▸ EXERCISE OBJECTIVE:
Which lines in the material below contain the word "ocupada"? Copy each of them.

▸ RECORDS TO USE:

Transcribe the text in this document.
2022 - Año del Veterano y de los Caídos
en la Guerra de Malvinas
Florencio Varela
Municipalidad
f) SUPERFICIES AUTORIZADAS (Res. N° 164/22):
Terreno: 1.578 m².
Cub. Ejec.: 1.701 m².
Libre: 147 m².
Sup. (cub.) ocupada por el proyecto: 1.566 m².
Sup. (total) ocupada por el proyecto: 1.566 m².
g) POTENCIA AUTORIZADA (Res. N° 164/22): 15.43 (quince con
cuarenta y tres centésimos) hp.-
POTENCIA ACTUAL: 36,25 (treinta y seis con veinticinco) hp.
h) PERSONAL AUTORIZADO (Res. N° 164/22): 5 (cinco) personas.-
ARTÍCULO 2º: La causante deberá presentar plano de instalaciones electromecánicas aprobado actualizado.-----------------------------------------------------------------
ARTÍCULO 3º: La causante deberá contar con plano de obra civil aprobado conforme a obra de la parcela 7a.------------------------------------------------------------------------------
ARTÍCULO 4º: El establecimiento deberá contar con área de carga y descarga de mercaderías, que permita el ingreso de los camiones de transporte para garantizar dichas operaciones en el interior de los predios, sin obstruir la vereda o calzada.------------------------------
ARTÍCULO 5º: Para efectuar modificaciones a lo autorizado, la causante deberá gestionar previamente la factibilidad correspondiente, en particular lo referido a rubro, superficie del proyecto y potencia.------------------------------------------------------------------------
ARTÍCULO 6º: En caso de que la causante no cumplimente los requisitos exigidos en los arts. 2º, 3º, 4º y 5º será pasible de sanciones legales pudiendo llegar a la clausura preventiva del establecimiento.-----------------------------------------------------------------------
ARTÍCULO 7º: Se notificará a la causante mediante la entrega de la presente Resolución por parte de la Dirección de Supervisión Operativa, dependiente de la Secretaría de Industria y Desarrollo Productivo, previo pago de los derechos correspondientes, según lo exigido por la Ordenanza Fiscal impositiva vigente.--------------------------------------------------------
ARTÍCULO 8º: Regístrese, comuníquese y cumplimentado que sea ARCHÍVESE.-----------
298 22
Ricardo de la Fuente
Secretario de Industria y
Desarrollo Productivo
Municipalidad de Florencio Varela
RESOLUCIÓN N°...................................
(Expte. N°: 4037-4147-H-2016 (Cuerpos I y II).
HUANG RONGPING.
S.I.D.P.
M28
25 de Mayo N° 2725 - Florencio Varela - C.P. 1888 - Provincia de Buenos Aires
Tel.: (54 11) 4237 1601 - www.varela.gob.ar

▸ RESULT:
Sup. (cub.) ocupada por el proyecto: 1.566 m².
Sup. (total) ocupada por el proyecto: 1.566 m².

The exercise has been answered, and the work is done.